Items listed in a dataset
-=-=-

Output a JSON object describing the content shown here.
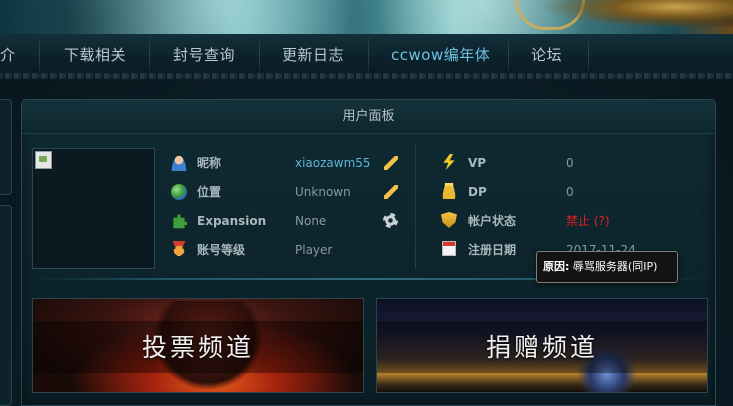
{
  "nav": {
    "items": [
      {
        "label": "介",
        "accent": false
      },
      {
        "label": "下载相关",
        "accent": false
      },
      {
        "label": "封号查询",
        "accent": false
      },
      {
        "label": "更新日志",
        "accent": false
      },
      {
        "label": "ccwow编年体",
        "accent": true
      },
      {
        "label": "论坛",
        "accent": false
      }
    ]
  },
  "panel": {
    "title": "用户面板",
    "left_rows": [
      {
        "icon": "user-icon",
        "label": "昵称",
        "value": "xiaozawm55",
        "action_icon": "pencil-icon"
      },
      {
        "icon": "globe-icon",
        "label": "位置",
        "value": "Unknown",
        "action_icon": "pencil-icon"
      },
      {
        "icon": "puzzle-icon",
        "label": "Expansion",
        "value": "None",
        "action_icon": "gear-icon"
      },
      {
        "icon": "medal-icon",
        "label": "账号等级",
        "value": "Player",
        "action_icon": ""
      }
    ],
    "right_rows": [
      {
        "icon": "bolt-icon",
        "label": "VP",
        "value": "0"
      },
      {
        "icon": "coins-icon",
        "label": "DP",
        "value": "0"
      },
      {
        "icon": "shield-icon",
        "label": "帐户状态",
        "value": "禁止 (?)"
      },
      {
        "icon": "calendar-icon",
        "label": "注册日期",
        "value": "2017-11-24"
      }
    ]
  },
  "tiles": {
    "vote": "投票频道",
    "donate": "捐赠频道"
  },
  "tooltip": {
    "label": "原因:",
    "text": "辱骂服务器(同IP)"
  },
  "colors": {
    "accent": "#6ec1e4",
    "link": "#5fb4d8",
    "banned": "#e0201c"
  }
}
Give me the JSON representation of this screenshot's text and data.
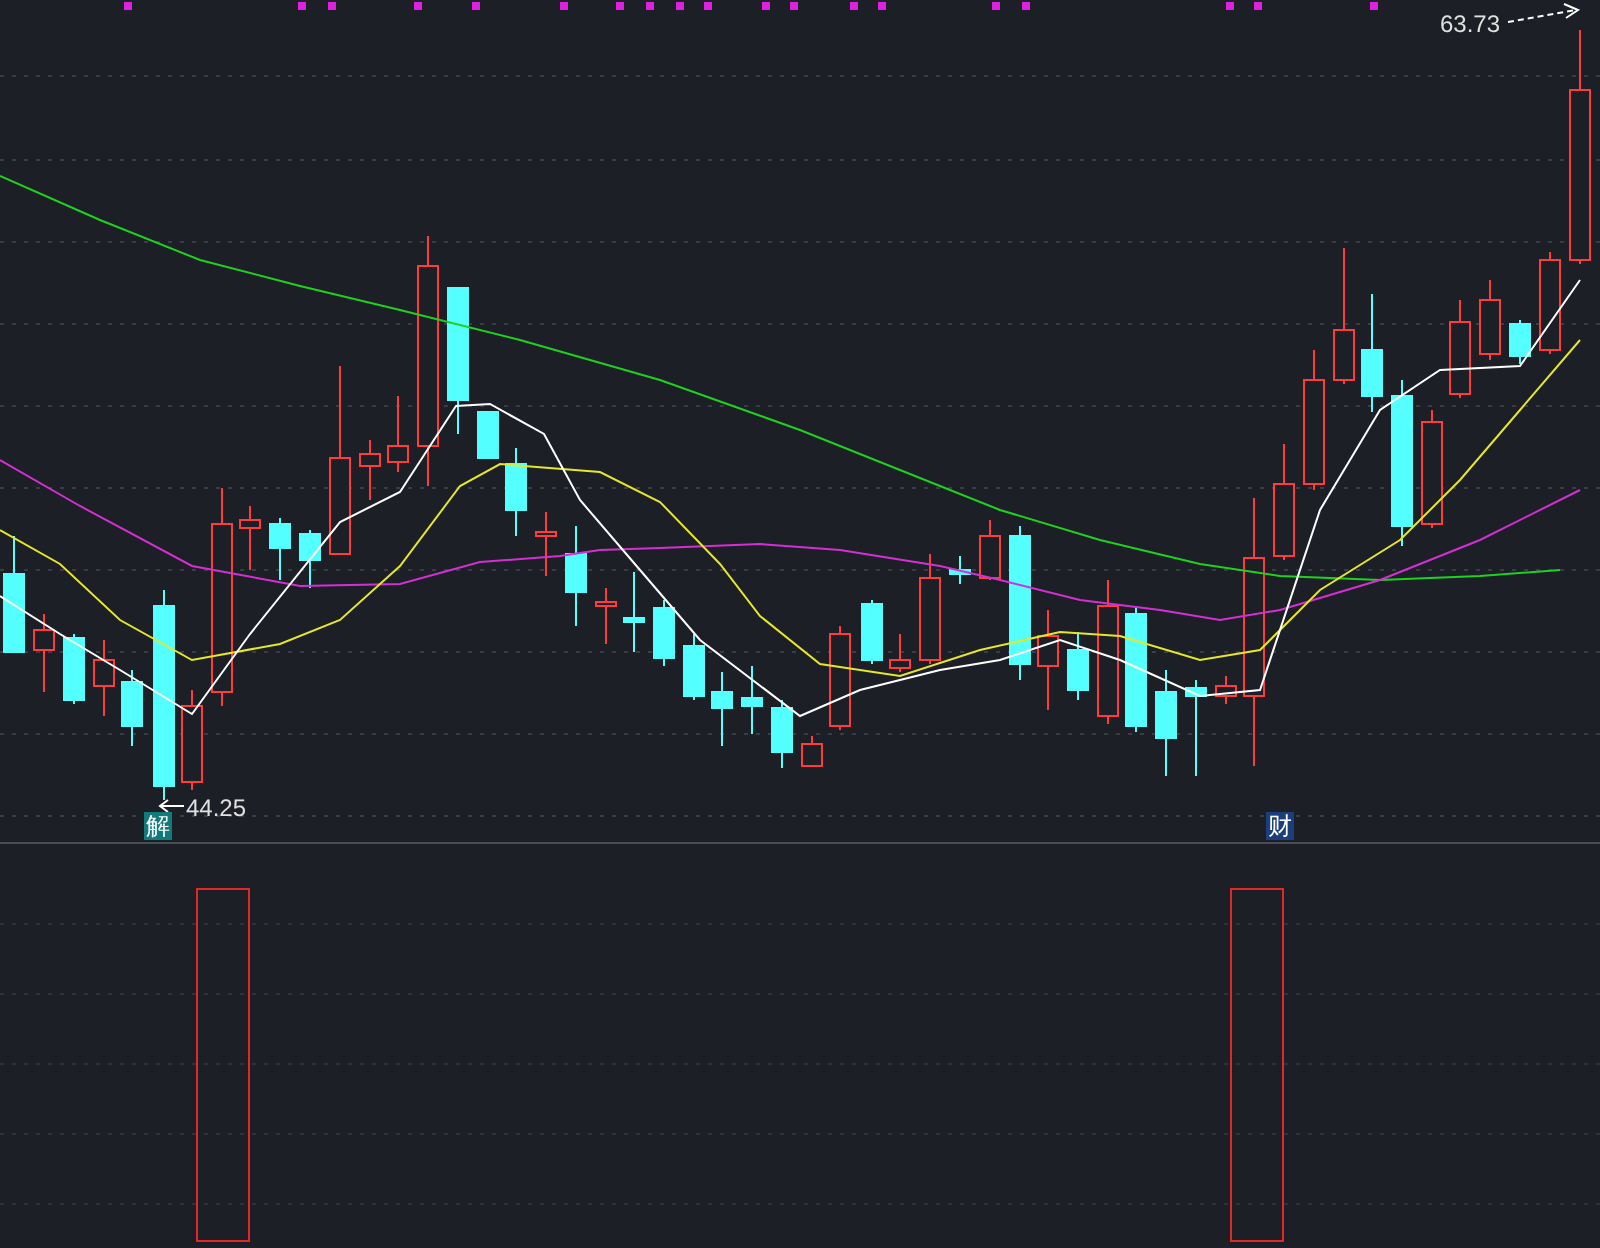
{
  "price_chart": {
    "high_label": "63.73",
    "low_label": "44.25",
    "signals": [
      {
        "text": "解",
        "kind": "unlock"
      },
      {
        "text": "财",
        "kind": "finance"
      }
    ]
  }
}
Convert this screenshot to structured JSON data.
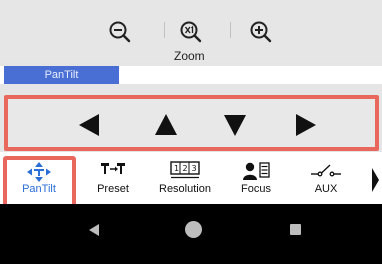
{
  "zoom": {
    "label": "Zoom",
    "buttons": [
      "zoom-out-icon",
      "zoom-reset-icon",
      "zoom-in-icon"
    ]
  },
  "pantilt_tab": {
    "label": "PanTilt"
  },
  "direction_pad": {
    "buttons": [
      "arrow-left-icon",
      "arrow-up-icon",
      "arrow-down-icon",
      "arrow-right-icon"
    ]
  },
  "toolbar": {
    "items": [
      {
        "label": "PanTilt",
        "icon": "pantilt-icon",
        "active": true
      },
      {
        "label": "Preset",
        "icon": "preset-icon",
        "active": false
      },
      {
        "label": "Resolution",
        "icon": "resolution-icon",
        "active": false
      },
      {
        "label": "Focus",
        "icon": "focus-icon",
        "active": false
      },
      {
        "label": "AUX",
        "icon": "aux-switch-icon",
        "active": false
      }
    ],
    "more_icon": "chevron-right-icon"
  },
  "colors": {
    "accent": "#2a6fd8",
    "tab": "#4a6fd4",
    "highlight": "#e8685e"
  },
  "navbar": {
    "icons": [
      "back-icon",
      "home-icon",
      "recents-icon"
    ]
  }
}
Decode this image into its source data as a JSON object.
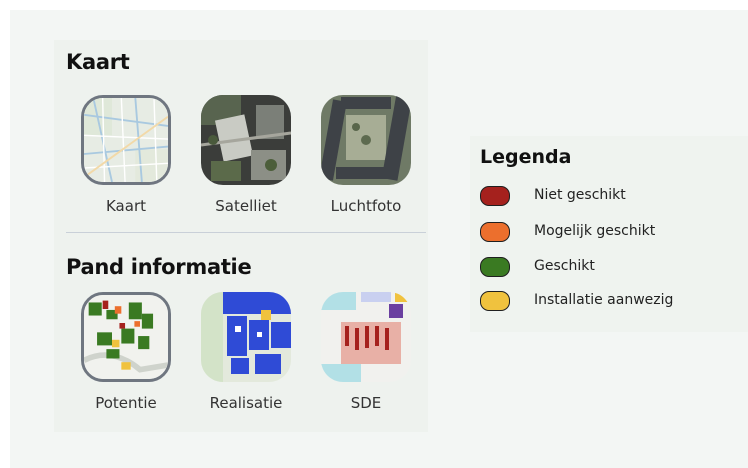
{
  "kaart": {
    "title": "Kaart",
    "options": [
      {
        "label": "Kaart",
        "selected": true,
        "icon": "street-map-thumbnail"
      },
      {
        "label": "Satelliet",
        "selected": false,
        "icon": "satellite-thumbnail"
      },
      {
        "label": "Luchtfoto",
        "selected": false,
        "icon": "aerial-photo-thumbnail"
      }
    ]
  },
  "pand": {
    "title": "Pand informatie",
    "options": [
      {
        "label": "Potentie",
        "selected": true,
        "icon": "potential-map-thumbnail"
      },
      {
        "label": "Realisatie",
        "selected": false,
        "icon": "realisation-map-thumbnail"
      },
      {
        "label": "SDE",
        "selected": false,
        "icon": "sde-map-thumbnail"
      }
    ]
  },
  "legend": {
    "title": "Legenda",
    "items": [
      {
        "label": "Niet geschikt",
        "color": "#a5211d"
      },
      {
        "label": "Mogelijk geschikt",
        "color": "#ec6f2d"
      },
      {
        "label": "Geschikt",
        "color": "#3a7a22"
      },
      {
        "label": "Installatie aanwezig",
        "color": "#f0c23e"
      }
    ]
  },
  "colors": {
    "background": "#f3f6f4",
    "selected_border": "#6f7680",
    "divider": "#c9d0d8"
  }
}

-=-=-

WHAT IS EXPECTED: Identify and list each line with the word "screenshot".

RESPONSE BELOW:
Give me the JSON representation of this screenshot's text and data.
Convert this screenshot to structured JSON data.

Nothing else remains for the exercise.